• [STATED TASK A]: In the records, substitute "forecast-stars-point" for "predicted-stars-point" in the lines running from the start through the line containing "- matched-stars-point: [569, 423, 581, 435]", both included, and give those lines again with nothing else altered.

A radioactive nucleus A with a half life T, decays into nucleus B. At t=0, there is no nucleus B. At some time t, the ratio of the number of B to that of A is 0.3 . Then, t is given by

To solve the problem, we need to analyze the decay of a radioactive nucleus A into nucleus B and find the time \( t \) when the ratio of the number of B to that of A is 0.3. ### Step-by-Step Solution: 1. **Understanding the Initial Conditions**: At \( t = 0 \), there is no nucleus B, which means: \[ N_B(0) = 0 \quad \text{and} \quad N_A(0) = N_0 \] 2. **Expressing the Number of Nuclei**: At any time \( t \), the total number of nuclei remains constant: \[ N_A(t) + N_B(t) = N_0 \] Given that at time \( t \), the ratio of the number of B to A is 0.3, we can express this as: \[ N_B(t) = 0.3 N_A(t) \] 3. **Substituting into the Total Nuclei Equation**: Substitute \( N_B(t) \) into the total nuclei equation: \[ N_A(t) + 0.3 N_A(t) = N_0 \] This simplifies to: \[ 1.3 N_A(t) = N_0 \] Therefore, we can express \( N_A(t) \) as: \[ N_A(t) = \frac{N_0}{1.3} \] 4. **Applying the Radioactive Decay Law**: The number of undecayed nuclei A at time \( t \) is given by the radioactive decay formula: \[ N_A(t) = N_0 e^{-\lambda t} \] Setting the two expressions for \( N_A(t) \) equal gives: \[ \frac{N_0}{1.3} = N_0 e^{-\lambda t} \] 5. **Cancelling \( N_0 \)**: Since \( N_0 \) is common on both sides, we can cancel it out (assuming \( N_0 \neq 0 \)): \[ \frac{1}{1.3} = e^{-\lambda t} \] 6. **Taking the Natural Logarithm**: Taking the natural logarithm of both sides: \[ \ln\left(\frac{1}{1.3}\right) = -\lambda t \] This can be rewritten as: \[ -\ln(1.3) = -\lambda t \] Thus, \[ t = \frac{\ln(1.3)}{\lambda} \] 7. **Relating Decay Constant to Half-Life**: The decay constant \( \lambda \) is related to the half-life \( T \) by: \[ \lambda = \frac{\ln(2)}{T} \] Substituting this into the equation for \( t \): \[ t = \frac{\ln(1.3)}{\frac{\ln(2)}{T}} = T \cdot \frac{\ln(1.3)}{\ln(2)} \] 8. **Final Result**: Thus, the time \( t \) when the ratio of the number of B to that of A is 0.3 is given by: \[ t = T \cdot \frac{\ln(1.3)}{\ln(2)} \] ### Conclusion: The correct answer is: \[ t = T \cdot \frac{\ln(1.3)}{\ln(2)} \]

• [STATED TASK B]: In the decay problem solution, why can N_0 be cancelled when the two expressions for N_A(t) are set equal?

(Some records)
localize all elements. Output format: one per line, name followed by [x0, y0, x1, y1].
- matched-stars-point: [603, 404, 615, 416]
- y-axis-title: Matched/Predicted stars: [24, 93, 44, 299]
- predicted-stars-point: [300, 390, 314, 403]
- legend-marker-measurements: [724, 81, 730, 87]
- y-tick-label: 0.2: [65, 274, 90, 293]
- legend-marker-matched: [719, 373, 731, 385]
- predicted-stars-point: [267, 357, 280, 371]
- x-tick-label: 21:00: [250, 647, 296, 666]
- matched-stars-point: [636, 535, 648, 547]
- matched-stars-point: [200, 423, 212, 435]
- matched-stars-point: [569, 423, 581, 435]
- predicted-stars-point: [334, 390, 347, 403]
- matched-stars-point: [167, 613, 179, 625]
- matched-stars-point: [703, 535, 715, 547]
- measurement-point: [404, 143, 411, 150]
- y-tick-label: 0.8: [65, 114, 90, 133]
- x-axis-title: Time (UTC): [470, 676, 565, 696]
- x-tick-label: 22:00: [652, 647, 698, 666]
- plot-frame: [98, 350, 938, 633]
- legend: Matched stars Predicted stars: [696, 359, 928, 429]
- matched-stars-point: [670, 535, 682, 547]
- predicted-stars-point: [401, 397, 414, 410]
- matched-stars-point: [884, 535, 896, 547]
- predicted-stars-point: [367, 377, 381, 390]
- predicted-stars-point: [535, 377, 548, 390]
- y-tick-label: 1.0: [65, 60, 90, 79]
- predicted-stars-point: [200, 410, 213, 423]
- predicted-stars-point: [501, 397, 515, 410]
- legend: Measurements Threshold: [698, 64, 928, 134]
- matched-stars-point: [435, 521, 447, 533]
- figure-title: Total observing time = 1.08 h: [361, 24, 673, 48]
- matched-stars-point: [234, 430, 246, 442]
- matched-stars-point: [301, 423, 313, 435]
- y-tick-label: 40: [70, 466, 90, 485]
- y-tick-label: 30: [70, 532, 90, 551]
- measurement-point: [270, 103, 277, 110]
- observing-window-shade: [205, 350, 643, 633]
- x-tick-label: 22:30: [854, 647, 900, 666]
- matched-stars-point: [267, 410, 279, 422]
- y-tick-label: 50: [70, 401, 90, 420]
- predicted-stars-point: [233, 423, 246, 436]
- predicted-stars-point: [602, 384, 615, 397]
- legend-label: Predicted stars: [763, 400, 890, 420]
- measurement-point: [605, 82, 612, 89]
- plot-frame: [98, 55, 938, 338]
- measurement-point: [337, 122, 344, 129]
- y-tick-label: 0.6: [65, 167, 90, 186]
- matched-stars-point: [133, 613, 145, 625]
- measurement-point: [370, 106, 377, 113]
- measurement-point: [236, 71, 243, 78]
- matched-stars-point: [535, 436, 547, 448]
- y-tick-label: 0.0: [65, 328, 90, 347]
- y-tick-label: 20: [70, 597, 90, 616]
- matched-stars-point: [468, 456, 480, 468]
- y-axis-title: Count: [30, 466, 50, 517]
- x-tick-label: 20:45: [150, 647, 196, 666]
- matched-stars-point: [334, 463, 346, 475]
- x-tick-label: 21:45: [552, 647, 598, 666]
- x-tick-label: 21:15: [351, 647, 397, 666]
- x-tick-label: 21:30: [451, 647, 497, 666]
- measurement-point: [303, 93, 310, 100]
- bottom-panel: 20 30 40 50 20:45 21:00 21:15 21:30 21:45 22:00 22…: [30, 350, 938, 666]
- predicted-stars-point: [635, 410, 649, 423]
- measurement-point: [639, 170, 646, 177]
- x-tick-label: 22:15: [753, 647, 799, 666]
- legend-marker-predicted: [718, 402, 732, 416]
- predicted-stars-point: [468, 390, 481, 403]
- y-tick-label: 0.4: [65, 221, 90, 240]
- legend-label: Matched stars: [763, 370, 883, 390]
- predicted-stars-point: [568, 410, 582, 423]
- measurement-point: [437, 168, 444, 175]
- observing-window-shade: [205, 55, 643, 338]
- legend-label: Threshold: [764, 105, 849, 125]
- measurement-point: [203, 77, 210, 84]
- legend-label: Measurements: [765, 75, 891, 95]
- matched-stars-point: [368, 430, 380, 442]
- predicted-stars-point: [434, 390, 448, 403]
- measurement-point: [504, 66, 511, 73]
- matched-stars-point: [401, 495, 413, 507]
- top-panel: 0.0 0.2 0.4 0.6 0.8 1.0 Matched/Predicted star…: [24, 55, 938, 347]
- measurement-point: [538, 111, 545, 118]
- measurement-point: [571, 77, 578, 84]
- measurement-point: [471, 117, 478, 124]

• [COMPLETE RESPONSE A]:
localize all elements. Output format: one per line, name followed by [x0, y0, x1, y1].
- matched-stars-point: [603, 404, 615, 416]
- y-axis-title: Matched/Predicted stars: [24, 93, 44, 299]
- forecast-stars-point: [300, 390, 314, 403]
- legend-marker-measurements: [724, 81, 730, 87]
- y-tick-label: 0.2: [65, 274, 90, 293]
- legend-marker-matched: [719, 373, 731, 385]
- forecast-stars-point: [267, 357, 280, 371]
- x-tick-label: 21:00: [250, 647, 296, 666]
- matched-stars-point: [636, 535, 648, 547]
- matched-stars-point: [200, 423, 212, 435]
- matched-stars-point: [569, 423, 581, 435]

• [COMPLETE RESPONSE B]: N_0 can be cancelled because it is common to both sides of the equation N_0/1.3 = N_0 e^(−λt), on the assumption that N_0 is not zero. Cancelling it leaves 1/1.3 = e^(−λt).